| WRITTEN REQUEST |
Return every entry exactly.

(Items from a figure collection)
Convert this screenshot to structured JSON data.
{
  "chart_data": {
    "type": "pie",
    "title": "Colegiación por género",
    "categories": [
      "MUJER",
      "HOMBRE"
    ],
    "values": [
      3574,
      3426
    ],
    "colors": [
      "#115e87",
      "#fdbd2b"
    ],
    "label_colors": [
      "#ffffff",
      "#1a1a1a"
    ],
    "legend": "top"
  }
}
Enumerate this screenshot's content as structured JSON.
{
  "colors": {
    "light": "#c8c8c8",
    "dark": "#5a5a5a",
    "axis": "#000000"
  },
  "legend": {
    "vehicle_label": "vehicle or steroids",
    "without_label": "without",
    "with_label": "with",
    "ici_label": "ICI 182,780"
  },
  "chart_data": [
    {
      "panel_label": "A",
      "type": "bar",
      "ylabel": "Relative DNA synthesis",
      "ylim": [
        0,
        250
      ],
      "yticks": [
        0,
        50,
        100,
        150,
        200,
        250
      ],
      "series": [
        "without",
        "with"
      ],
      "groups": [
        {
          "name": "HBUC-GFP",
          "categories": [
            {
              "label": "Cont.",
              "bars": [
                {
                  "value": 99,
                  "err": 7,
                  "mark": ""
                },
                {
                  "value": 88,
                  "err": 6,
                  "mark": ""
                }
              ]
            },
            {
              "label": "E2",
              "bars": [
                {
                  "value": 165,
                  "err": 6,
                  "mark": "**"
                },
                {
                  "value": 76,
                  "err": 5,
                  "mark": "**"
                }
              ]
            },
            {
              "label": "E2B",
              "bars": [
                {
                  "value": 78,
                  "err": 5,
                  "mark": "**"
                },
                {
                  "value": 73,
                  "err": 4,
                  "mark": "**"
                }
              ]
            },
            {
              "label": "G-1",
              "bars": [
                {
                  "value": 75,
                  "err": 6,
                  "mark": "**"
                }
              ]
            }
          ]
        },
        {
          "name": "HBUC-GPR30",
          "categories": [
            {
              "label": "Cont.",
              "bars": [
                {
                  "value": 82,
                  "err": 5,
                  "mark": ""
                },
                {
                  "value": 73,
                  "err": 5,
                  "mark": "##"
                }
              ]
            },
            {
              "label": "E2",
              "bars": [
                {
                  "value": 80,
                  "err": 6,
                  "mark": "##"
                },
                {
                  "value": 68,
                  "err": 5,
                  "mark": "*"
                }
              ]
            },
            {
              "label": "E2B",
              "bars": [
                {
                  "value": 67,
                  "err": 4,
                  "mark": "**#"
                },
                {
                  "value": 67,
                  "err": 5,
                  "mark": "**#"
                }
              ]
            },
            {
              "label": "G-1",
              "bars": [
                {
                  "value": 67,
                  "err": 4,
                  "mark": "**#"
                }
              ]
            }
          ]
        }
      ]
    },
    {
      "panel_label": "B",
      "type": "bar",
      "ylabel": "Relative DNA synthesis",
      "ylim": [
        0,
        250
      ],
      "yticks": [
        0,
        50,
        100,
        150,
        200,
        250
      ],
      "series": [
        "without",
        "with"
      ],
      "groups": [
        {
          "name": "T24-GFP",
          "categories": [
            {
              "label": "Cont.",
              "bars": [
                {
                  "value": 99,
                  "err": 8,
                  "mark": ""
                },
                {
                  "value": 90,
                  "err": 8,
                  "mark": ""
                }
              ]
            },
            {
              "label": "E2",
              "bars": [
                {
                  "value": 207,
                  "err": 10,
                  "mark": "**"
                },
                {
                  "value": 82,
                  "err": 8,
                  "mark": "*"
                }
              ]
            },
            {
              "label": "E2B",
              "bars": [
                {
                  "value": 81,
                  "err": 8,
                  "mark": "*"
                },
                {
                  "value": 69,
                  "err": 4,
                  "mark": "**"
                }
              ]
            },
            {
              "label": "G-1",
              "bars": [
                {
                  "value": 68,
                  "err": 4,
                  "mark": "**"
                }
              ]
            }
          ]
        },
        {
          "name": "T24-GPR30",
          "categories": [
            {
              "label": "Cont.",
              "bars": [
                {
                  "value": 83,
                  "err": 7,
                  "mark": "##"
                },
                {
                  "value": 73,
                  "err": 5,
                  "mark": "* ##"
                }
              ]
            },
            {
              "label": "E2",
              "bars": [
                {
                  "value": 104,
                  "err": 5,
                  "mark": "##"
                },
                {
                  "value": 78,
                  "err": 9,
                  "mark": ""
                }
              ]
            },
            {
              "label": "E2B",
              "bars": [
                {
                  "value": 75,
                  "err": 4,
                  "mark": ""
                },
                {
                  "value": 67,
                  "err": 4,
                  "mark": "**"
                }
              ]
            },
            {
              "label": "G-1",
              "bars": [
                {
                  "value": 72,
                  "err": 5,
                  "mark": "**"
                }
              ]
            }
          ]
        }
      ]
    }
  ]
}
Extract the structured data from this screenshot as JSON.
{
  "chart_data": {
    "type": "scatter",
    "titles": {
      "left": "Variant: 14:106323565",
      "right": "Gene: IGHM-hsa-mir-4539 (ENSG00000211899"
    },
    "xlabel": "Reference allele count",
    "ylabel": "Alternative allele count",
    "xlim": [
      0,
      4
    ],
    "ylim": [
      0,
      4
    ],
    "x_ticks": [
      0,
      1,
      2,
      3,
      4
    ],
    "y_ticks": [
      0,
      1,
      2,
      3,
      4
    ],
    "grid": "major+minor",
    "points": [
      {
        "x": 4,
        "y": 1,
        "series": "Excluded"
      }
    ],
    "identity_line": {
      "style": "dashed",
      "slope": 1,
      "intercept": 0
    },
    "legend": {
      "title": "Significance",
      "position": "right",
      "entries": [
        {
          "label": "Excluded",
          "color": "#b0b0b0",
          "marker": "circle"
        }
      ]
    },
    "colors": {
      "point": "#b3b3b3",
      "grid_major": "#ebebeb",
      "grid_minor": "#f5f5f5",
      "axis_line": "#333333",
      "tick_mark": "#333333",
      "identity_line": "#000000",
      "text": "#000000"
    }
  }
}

| FINAL RESULT |
Convert this screenshot to structured JSON data.
{
  "chart_data": {
    "type": "pie",
    "title": "Colegiación por género",
    "categories": [
      "MUJER",
      "HOMBRE"
    ],
    "values": [
      3574,
      3426
    ],
    "colors": [
      "#115e87",
      "#fdbd2b"
    ],
    "label_colors": [
      "#ffffff",
      "#1a1a1a"
    ],
    "legend": "top"
  }
}
Enumerate this screenshot's content as structured JSON.
{
  "colors": {
    "light": "#c8c8c8",
    "dark": "#5a5a5a",
    "axis": "#000000"
  },
  "legend": {
    "vehicle_label": "vehicle or steroids",
    "without_label": "without",
    "with_label": "with",
    "ici_label": "ICI 182,780"
  },
  "chart_data": [
    {
      "panel_label": "A",
      "type": "bar",
      "ylabel": "Relative DNA synthesis",
      "ylim": [
        0,
        250
      ],
      "yticks": [
        0,
        50,
        100,
        150,
        200,
        250
      ],
      "series": [
        "without",
        "with"
      ],
      "groups": [
        {
          "name": "HBUC-GFP",
          "categories": [
            {
              "label": "Cont.",
              "bars": [
                {
                  "value": 99,
                  "err": 7,
                  "mark": ""
                },
                {
                  "value": 88,
                  "err": 6,
                  "mark": ""
                }
              ]
            },
            {
              "label": "E2",
              "bars": [
                {
                  "value": 165,
                  "err": 6,
                  "mark": "**"
                },
                {
                  "value": 76,
                  "err": 5,
                  "mark": "**"
                }
              ]
            },
            {
              "label": "E2B",
              "bars": [
                {
                  "value": 78,
                  "err": 5,
                  "mark": "**"
                },
                {
                  "value": 73,
                  "err": 4,
                  "mark": "**"
                }
              ]
            },
            {
              "label": "G-1",
              "bars": [
                {
                  "value": 75,
                  "err": 6,
                  "mark": "**"
                }
              ]
            }
          ]
        },
        {
          "name": "HBUC-GPR30",
          "categories": [
            {
              "label": "Cont.",
              "bars": [
                {
                  "value": 82,
                  "err": 5,
                  "mark": ""
                },
                {
                  "value": 73,
                  "err": 5,
                  "mark": "##"
                }
              ]
            },
            {
              "label": "E2",
              "bars": [
                {
                  "value": 80,
                  "err": 6,
                  "mark": "##"
                },
                {
                  "value": 68,
                  "err": 5,
                  "mark": "*"
                }
              ]
            },
            {
              "label": "E2B",
              "bars": [
                {
                  "value": 67,
                  "err": 4,
                  "mark": "**#"
                },
                {
                  "value": 67,
                  "err": 5,
                  "mark": "**#"
                }
              ]
            },
            {
              "label": "G-1",
              "bars": [
                {
                  "value": 67,
                  "err": 4,
                  "mark": "**#"
                }
              ]
            }
          ]
        }
      ]
    },
    {
      "panel_label": "B",
      "type": "bar",
      "ylabel": "Relative DNA synthesis",
      "ylim": [
        0,
        250
      ],
      "yticks": [
        0,
        50,
        100,
        150,
        200,
        250
      ],
      "series": [
        "without",
        "with"
      ],
      "groups": [
        {
          "name": "T24-GFP",
          "categories": [
            {
              "label": "Cont.",
              "bars": [
                {
                  "value": 99,
                  "err": 8,
                  "mark": ""
                },
                {
                  "value": 90,
                  "err": 8,
                  "mark": ""
                }
              ]
            },
            {
              "label": "E2",
              "bars": [
                {
                  "value": 207,
                  "err": 10,
                  "mark": "**"
                },
                {
                  "value": 82,
                  "err": 8,
                  "mark": "*"
                }
              ]
            },
            {
              "label": "E2B",
              "bars": [
                {
                  "value": 81,
                  "err": 8,
                  "mark": "*"
                },
                {
                  "value": 69,
                  "err": 4,
                  "mark": "**"
                }
              ]
            },
            {
              "label": "G-1",
              "bars": [
                {
                  "value": 68,
                  "err": 4,
                  "mark": "**"
                }
              ]
            }
          ]
        },
        {
          "name": "T24-GPR30",
          "categories": [
            {
              "label": "Cont.",
              "bars": [
                {
                  "value": 83,
                  "err": 7,
                  "mark": "##"
                },
                {
                  "value": 73,
                  "err": 5,
                  "mark": "* ##"
                }
              ]
            },
            {
              "label": "E2",
              "bars": [
                {
                  "value": 104,
                  "err": 5,
                  "mark": "##"
                },
                {
                  "value": 78,
                  "err": 9,
                  "mark": ""
                }
              ]
            },
            {
              "label": "E2B",
              "bars": [
                {
                  "value": 75,
                  "err": 4,
                  "mark": ""
                },
                {
                  "value": 67,
                  "err": 4,
                  "mark": "**"
                }
              ]
            },
            {
              "label": "G-1",
              "bars": [
                {
                  "value": 72,
                  "err": 5,
                  "mark": "**"
                }
              ]
            }
          ]
        }
      ]
    }
  ]
}
Extract the structured data from this screenshot as JSON.
{
  "chart_data": {
    "type": "scatter",
    "titles": {
      "left": "Variant: 14:106323565",
      "right": "Gene: IGHM-hsa-mir-4539 (ENSG00000211899"
    },
    "xlabel": "Reference allele count",
    "ylabel": "Alternative allele count",
    "xlim": [
      0,
      4
    ],
    "ylim": [
      0,
      4
    ],
    "x_ticks": [
      0,
      1,
      2,
      3,
      4
    ],
    "y_ticks": [
      0,
      1,
      2,
      3,
      4
    ],
    "grid": "major+minor",
    "points": [
      {
        "x": 4,
        "y": 1,
        "series": "Excluded"
      }
    ],
    "identity_line": {
      "style": "dashed",
      "slope": 1,
      "intercept": 0
    },
    "legend": {
      "title": "Significance",
      "position": "right",
      "entries": [
        {
          "label": "Excluded",
          "color": "#b0b0b0",
          "marker": "circle"
        }
      ]
    },
    "colors": {
      "point": "#b3b3b3",
      "grid_major": "#ebebeb",
      "grid_minor": "#f5f5f5",
      "axis_line": "#333333",
      "tick_mark": "#333333",
      "identity_line": "#000000",
      "text": "#000000"
    }
  }
}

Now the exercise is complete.